:: Objective ::
Would you return all of this data exactly, leaving nothing out?

:: Extracted material ::
-- BEGIN --

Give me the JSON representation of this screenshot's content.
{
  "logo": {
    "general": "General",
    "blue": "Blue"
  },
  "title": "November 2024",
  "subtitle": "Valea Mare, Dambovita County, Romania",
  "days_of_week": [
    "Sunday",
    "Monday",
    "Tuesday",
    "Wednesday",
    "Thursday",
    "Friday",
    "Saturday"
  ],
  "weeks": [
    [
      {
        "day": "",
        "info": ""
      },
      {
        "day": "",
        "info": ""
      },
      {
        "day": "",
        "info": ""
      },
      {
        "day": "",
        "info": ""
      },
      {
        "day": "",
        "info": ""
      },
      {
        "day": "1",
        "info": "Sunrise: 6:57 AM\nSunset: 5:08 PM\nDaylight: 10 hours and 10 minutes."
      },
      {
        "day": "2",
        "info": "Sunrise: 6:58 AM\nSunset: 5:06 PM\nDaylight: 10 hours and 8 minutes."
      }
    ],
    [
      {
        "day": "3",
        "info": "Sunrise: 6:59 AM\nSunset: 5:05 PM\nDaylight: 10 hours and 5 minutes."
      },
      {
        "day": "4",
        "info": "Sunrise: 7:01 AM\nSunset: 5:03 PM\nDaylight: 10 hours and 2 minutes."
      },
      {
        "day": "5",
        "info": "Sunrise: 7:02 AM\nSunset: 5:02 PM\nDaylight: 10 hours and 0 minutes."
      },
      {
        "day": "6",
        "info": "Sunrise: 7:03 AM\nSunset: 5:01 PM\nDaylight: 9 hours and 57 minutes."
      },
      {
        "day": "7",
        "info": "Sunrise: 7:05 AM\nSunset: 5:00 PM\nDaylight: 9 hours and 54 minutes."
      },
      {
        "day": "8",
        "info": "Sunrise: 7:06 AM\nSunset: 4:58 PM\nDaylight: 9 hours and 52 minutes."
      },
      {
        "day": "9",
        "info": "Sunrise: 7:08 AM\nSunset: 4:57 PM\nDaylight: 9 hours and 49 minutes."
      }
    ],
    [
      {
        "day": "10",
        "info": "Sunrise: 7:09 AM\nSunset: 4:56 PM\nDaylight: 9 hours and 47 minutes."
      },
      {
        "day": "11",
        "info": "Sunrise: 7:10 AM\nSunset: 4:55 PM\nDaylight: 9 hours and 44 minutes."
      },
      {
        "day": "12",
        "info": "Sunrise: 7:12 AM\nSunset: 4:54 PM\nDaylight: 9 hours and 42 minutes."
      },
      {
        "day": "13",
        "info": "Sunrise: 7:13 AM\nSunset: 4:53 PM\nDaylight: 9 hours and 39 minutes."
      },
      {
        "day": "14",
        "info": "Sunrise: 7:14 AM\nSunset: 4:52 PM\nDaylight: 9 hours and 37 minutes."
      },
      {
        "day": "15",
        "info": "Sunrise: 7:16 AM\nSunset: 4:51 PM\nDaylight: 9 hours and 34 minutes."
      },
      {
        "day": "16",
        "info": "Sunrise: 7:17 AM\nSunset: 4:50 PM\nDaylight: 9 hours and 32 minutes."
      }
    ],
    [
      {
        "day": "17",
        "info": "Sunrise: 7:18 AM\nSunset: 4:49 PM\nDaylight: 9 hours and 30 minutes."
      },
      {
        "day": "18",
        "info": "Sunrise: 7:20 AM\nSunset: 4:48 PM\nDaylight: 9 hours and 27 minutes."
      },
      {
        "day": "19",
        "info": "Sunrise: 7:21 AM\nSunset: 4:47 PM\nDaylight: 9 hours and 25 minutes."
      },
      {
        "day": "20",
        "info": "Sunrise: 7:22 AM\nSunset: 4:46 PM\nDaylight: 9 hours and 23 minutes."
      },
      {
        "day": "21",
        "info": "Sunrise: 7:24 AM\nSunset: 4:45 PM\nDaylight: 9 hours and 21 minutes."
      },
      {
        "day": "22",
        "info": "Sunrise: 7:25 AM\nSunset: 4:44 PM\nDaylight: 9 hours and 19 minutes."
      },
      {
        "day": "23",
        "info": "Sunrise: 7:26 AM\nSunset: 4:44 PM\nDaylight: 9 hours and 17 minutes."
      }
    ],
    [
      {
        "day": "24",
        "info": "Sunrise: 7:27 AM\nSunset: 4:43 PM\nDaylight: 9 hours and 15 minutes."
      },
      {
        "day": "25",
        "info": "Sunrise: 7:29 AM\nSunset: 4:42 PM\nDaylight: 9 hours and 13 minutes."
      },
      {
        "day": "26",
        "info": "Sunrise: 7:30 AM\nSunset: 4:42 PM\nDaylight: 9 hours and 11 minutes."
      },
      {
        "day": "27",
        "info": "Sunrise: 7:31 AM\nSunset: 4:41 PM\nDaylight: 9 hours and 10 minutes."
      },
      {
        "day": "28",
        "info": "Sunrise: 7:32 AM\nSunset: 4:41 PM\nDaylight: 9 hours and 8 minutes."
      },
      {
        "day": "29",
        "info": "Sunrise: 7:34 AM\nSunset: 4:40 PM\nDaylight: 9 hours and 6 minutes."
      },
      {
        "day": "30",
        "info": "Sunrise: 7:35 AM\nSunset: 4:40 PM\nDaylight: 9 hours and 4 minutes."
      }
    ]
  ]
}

-- END --

:: Written response ::
Give me the JSON representation of this screenshot's content.
{
  "logo": {
    "general": "General",
    "blue": "Blue"
  },
  "title": "November 2024",
  "subtitle": "Valea Mare, Dambovita County, Romania",
  "days_of_week": [
    "Sunday",
    "Monday",
    "Tuesday",
    "Wednesday",
    "Thursday",
    "Friday",
    "Saturday"
  ],
  "weeks": [
    [
      {
        "day": "",
        "info": ""
      },
      {
        "day": "",
        "info": ""
      },
      {
        "day": "",
        "info": ""
      },
      {
        "day": "",
        "info": ""
      },
      {
        "day": "",
        "info": ""
      },
      {
        "day": "1",
        "info": "Sunrise: 6:57 AM\nSunset: 5:08 PM\nDaylight: 10 hours and 10 minutes."
      },
      {
        "day": "2",
        "info": "Sunrise: 6:58 AM\nSunset: 5:06 PM\nDaylight: 10 hours and 8 minutes."
      }
    ],
    [
      {
        "day": "3",
        "info": "Sunrise: 6:59 AM\nSunset: 5:05 PM\nDaylight: 10 hours and 5 minutes."
      },
      {
        "day": "4",
        "info": "Sunrise: 7:01 AM\nSunset: 5:03 PM\nDaylight: 10 hours and 2 minutes."
      },
      {
        "day": "5",
        "info": "Sunrise: 7:02 AM\nSunset: 5:02 PM\nDaylight: 10 hours and 0 minutes."
      },
      {
        "day": "6",
        "info": "Sunrise: 7:03 AM\nSunset: 5:01 PM\nDaylight: 9 hours and 57 minutes."
      },
      {
        "day": "7",
        "info": "Sunrise: 7:05 AM\nSunset: 5:00 PM\nDaylight: 9 hours and 54 minutes."
      },
      {
        "day": "8",
        "info": "Sunrise: 7:06 AM\nSunset: 4:58 PM\nDaylight: 9 hours and 52 minutes."
      },
      {
        "day": "9",
        "info": "Sunrise: 7:08 AM\nSunset: 4:57 PM\nDaylight: 9 hours and 49 minutes."
      }
    ],
    [
      {
        "day": "10",
        "info": "Sunrise: 7:09 AM\nSunset: 4:56 PM\nDaylight: 9 hours and 47 minutes."
      },
      {
        "day": "11",
        "info": "Sunrise: 7:10 AM\nSunset: 4:55 PM\nDaylight: 9 hours and 44 minutes."
      },
      {
        "day": "12",
        "info": "Sunrise: 7:12 AM\nSunset: 4:54 PM\nDaylight: 9 hours and 42 minutes."
      },
      {
        "day": "13",
        "info": "Sunrise: 7:13 AM\nSunset: 4:53 PM\nDaylight: 9 hours and 39 minutes."
      },
      {
        "day": "14",
        "info": "Sunrise: 7:14 AM\nSunset: 4:52 PM\nDaylight: 9 hours and 37 minutes."
      },
      {
        "day": "15",
        "info": "Sunrise: 7:16 AM\nSunset: 4:51 PM\nDaylight: 9 hours and 34 minutes."
      },
      {
        "day": "16",
        "info": "Sunrise: 7:17 AM\nSunset: 4:50 PM\nDaylight: 9 hours and 32 minutes."
      }
    ],
    [
      {
        "day": "17",
        "info": "Sunrise: 7:18 AM\nSunset: 4:49 PM\nDaylight: 9 hours and 30 minutes."
      },
      {
        "day": "18",
        "info": "Sunrise: 7:20 AM\nSunset: 4:48 PM\nDaylight: 9 hours and 27 minutes."
      },
      {
        "day": "19",
        "info": "Sunrise: 7:21 AM\nSunset: 4:47 PM\nDaylight: 9 hours and 25 minutes."
      },
      {
        "day": "20",
        "info": "Sunrise: 7:22 AM\nSunset: 4:46 PM\nDaylight: 9 hours and 23 minutes."
      },
      {
        "day": "21",
        "info": "Sunrise: 7:24 AM\nSunset: 4:45 PM\nDaylight: 9 hours and 21 minutes."
      },
      {
        "day": "22",
        "info": "Sunrise: 7:25 AM\nSunset: 4:44 PM\nDaylight: 9 hours and 19 minutes."
      },
      {
        "day": "23",
        "info": "Sunrise: 7:26 AM\nSunset: 4:44 PM\nDaylight: 9 hours and 17 minutes."
      }
    ],
    [
      {
        "day": "24",
        "info": "Sunrise: 7:27 AM\nSunset: 4:43 PM\nDaylight: 9 hours and 15 minutes."
      },
      {
        "day": "25",
        "info": "Sunrise: 7:29 AM\nSunset: 4:42 PM\nDaylight: 9 hours and 13 minutes."
      },
      {
        "day": "26",
        "info": "Sunrise: 7:30 AM\nSunset: 4:42 PM\nDaylight: 9 hours and 11 minutes."
      },
      {
        "day": "27",
        "info": "Sunrise: 7:31 AM\nSunset: 4:41 PM\nDaylight: 9 hours and 10 minutes."
      },
      {
        "day": "28",
        "info": "Sunrise: 7:32 AM\nSunset: 4:41 PM\nDaylight: 9 hours and 8 minutes."
      },
      {
        "day": "29",
        "info": "Sunrise: 7:34 AM\nSunset: 4:40 PM\nDaylight: 9 hours and 6 minutes."
      },
      {
        "day": "30",
        "info": "Sunrise: 7:35 AM\nSunset: 4:40 PM\nDaylight: 9 hours and 4 minutes."
      }
    ]
  ]
}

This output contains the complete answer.